** Data section **
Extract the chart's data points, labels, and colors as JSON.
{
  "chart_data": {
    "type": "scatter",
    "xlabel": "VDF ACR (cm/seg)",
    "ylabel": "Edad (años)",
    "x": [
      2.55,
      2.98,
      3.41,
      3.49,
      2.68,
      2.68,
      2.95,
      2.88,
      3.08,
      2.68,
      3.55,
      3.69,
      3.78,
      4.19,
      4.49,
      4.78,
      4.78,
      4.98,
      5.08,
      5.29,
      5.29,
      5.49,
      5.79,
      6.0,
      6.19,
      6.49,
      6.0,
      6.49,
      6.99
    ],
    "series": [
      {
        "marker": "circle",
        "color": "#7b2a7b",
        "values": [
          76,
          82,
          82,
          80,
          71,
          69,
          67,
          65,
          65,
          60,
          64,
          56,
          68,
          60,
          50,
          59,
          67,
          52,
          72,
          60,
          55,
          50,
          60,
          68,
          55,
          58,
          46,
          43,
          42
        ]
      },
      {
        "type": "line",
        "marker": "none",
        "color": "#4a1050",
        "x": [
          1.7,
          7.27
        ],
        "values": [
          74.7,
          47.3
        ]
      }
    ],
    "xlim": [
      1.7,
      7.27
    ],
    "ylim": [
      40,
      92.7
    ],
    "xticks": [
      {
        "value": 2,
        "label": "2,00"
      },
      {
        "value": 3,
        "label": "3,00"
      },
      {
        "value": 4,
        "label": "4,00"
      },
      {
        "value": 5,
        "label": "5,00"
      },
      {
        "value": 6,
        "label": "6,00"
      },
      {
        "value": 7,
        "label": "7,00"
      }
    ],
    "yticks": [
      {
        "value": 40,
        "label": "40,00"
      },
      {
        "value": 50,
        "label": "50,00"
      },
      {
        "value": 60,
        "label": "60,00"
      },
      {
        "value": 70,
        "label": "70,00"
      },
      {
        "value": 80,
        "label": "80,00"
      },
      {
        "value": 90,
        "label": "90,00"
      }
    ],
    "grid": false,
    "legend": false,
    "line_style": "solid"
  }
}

** What the task asks **
Extract every entry above as it appears.

** The reply **
Extract the chart's data points, labels, and colors as JSON.
{
  "chart_data": {
    "type": "scatter",
    "xlabel": "VDF ACR (cm/seg)",
    "ylabel": "Edad (años)",
    "x": [
      2.55,
      2.98,
      3.41,
      3.49,
      2.68,
      2.68,
      2.95,
      2.88,
      3.08,
      2.68,
      3.55,
      3.69,
      3.78,
      4.19,
      4.49,
      4.78,
      4.78,
      4.98,
      5.08,
      5.29,
      5.29,
      5.49,
      5.79,
      6.0,
      6.19,
      6.49,
      6.0,
      6.49,
      6.99
    ],
    "series": [
      {
        "marker": "circle",
        "color": "#7b2a7b",
        "values": [
          76,
          82,
          82,
          80,
          71,
          69,
          67,
          65,
          65,
          60,
          64,
          56,
          68,
          60,
          50,
          59,
          67,
          52,
          72,
          60,
          55,
          50,
          60,
          68,
          55,
          58,
          46,
          43,
          42
        ]
      },
      {
        "type": "line",
        "marker": "none",
        "color": "#4a1050",
        "x": [
          1.7,
          7.27
        ],
        "values": [
          74.7,
          47.3
        ]
      }
    ],
    "xlim": [
      1.7,
      7.27
    ],
    "ylim": [
      40,
      92.7
    ],
    "xticks": [
      {
        "value": 2,
        "label": "2,00"
      },
      {
        "value": 3,
        "label": "3,00"
      },
      {
        "value": 4,
        "label": "4,00"
      },
      {
        "value": 5,
        "label": "5,00"
      },
      {
        "value": 6,
        "label": "6,00"
      },
      {
        "value": 7,
        "label": "7,00"
      }
    ],
    "yticks": [
      {
        "value": 40,
        "label": "40,00"
      },
      {
        "value": 50,
        "label": "50,00"
      },
      {
        "value": 60,
        "label": "60,00"
      },
      {
        "value": 70,
        "label": "70,00"
      },
      {
        "value": 80,
        "label": "80,00"
      },
      {
        "value": 90,
        "label": "90,00"
      }
    ],
    "grid": false,
    "legend": false,
    "line_style": "solid"
  }
}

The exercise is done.